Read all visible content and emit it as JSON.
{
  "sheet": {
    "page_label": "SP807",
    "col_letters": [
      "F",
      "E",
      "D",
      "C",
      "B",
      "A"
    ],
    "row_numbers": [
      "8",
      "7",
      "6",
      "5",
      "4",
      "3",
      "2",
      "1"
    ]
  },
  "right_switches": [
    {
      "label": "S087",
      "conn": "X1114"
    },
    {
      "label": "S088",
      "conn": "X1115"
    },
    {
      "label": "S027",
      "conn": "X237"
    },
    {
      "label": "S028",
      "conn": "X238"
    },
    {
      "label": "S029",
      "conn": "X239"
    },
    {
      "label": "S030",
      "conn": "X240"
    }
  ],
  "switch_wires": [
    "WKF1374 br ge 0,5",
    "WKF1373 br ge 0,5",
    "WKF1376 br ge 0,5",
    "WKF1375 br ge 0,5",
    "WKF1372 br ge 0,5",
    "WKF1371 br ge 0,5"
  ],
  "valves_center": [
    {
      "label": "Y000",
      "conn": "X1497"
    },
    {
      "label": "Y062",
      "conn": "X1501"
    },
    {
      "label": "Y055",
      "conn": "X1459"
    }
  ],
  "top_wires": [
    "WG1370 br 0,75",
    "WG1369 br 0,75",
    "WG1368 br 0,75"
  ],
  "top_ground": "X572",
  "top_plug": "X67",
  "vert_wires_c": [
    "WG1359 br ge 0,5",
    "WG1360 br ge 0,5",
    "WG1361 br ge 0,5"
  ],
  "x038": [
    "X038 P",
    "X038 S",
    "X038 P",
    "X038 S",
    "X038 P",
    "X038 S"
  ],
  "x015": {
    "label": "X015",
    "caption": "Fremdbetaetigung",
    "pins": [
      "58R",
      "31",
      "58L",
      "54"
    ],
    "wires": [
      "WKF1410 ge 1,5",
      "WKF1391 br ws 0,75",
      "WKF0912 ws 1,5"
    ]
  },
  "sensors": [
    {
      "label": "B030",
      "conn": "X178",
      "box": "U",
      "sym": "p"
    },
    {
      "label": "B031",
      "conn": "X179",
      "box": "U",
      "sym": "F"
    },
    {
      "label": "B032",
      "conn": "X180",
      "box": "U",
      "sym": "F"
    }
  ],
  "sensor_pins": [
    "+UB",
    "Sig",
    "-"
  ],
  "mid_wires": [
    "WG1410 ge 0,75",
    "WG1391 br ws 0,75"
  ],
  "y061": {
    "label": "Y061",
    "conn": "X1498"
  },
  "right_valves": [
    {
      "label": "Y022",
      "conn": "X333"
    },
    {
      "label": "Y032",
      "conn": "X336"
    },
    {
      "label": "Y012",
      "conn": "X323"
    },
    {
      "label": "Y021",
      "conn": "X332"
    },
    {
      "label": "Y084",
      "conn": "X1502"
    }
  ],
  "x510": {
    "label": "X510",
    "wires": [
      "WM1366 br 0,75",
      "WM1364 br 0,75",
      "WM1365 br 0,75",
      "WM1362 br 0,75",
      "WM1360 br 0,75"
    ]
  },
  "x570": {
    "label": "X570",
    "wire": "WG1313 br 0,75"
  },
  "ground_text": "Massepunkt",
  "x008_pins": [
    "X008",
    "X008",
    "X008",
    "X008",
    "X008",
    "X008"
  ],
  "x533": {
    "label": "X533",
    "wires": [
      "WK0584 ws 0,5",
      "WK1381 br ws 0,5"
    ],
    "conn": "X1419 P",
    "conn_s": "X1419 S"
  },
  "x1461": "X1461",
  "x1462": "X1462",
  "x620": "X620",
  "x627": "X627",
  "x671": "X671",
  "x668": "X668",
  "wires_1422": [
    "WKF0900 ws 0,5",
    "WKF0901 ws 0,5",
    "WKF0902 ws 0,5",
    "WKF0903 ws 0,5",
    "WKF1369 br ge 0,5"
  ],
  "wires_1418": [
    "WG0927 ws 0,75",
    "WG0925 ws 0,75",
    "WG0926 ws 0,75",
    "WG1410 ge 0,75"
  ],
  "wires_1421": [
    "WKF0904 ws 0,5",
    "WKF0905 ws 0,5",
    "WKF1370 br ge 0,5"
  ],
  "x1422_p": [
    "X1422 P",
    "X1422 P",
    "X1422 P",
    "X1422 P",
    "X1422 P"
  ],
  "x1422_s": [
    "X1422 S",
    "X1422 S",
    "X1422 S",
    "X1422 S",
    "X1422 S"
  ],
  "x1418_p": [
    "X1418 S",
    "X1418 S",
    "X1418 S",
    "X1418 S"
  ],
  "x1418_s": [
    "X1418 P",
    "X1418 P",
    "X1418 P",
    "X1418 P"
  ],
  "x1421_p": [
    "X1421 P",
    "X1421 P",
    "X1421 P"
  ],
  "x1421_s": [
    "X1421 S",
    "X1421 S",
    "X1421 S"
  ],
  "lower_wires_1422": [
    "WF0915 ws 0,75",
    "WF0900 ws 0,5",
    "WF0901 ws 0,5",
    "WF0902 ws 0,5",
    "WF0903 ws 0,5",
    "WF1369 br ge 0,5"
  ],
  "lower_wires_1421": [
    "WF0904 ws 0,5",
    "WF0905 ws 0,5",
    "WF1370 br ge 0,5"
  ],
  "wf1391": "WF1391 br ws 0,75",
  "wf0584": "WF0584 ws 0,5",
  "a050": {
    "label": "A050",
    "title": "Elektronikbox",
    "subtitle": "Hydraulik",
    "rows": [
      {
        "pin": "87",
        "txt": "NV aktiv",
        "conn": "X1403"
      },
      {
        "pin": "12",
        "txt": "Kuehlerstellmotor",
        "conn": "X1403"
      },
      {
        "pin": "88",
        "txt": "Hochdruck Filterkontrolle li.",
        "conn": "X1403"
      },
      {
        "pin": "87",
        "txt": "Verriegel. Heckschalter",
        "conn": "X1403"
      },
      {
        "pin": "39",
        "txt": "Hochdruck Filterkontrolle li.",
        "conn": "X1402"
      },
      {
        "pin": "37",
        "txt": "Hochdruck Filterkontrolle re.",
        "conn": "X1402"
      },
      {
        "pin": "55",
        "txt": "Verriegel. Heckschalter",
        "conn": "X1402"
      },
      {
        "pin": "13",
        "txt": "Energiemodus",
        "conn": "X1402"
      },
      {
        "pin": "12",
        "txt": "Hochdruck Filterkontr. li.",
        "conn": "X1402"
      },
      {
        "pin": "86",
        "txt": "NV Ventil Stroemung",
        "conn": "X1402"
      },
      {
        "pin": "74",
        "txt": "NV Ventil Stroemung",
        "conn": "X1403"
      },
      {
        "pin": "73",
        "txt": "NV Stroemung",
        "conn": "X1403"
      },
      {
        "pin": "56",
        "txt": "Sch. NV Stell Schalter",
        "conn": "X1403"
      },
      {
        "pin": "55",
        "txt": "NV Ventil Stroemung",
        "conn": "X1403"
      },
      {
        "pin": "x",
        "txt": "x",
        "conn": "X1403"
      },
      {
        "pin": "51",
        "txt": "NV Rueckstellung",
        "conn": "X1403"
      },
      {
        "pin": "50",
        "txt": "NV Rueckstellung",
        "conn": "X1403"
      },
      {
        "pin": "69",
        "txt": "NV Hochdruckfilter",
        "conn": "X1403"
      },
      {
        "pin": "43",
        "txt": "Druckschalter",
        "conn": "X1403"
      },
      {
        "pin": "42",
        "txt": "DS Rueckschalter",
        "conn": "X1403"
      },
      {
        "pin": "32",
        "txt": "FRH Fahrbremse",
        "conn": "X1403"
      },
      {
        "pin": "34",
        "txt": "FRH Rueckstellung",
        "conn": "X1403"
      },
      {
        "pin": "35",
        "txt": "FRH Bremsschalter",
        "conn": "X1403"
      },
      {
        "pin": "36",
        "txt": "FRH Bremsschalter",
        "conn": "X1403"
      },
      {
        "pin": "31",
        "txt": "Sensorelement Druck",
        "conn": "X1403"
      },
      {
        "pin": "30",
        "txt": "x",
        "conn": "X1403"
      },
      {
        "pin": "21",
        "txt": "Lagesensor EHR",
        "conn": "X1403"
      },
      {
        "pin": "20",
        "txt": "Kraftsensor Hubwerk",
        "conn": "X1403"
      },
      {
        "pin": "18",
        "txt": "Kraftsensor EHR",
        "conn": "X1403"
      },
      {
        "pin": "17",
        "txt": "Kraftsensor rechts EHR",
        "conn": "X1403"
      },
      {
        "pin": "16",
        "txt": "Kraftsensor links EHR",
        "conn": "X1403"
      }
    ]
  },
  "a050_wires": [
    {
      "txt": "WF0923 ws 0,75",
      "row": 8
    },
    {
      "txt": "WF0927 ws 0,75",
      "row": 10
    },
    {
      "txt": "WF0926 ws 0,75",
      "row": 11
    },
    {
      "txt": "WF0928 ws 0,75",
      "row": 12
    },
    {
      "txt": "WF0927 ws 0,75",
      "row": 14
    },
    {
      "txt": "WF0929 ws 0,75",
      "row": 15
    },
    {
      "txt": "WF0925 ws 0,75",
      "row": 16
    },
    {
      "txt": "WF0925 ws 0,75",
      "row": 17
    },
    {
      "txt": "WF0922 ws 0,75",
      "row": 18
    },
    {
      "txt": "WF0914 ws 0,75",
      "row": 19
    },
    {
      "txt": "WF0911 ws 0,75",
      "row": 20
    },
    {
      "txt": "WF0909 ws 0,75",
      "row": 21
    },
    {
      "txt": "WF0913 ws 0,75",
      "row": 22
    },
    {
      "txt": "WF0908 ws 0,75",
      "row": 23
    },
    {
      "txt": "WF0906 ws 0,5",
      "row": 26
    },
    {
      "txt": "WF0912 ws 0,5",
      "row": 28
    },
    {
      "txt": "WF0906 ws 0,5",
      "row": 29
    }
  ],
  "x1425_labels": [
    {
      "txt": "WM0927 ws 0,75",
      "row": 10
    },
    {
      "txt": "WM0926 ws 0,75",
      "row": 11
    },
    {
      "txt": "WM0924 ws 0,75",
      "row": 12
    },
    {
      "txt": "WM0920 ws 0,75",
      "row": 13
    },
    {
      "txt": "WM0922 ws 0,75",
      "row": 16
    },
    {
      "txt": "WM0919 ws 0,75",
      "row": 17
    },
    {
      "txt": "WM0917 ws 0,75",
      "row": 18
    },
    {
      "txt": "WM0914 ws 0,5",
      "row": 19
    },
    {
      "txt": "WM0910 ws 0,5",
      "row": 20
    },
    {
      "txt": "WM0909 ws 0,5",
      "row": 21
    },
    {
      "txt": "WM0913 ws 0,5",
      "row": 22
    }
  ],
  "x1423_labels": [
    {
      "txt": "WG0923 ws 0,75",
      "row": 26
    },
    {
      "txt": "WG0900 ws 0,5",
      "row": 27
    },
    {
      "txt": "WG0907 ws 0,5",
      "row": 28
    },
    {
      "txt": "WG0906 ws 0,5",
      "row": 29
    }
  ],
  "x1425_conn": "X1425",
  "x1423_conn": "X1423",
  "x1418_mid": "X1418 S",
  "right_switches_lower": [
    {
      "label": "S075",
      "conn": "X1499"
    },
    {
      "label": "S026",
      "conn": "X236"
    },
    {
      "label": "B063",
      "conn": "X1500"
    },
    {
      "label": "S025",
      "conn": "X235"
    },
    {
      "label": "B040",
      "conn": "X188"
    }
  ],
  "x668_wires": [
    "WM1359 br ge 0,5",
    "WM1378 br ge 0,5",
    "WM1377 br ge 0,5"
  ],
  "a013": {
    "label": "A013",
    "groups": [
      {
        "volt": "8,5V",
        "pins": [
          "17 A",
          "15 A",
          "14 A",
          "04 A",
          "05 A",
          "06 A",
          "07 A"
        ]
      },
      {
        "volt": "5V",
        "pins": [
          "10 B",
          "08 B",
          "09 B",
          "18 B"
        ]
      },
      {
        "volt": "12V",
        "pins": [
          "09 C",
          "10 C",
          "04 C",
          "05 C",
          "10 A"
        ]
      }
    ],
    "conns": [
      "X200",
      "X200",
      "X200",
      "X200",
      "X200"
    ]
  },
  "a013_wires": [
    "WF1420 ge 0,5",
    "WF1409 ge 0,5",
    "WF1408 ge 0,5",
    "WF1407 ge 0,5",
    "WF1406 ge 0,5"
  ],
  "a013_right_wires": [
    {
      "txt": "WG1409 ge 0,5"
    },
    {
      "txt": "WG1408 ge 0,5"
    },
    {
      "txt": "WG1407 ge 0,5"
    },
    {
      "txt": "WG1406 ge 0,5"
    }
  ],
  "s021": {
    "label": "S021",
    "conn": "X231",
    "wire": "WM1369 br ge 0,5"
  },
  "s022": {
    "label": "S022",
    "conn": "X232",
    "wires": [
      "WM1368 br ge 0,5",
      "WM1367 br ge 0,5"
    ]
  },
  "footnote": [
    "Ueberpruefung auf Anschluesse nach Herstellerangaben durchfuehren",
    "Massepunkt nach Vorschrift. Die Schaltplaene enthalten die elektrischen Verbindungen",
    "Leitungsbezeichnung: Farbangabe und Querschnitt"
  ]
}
##############################
**Stated exercise**
Search the data above for the string "Massepunkt" and return every line that has it.

**Solution for this task**
  "ground_text": "Massepunkt",
    "Massepunkt nach Vorschrift. Die Schaltplaene enthalten die elektrischen Verbindungen",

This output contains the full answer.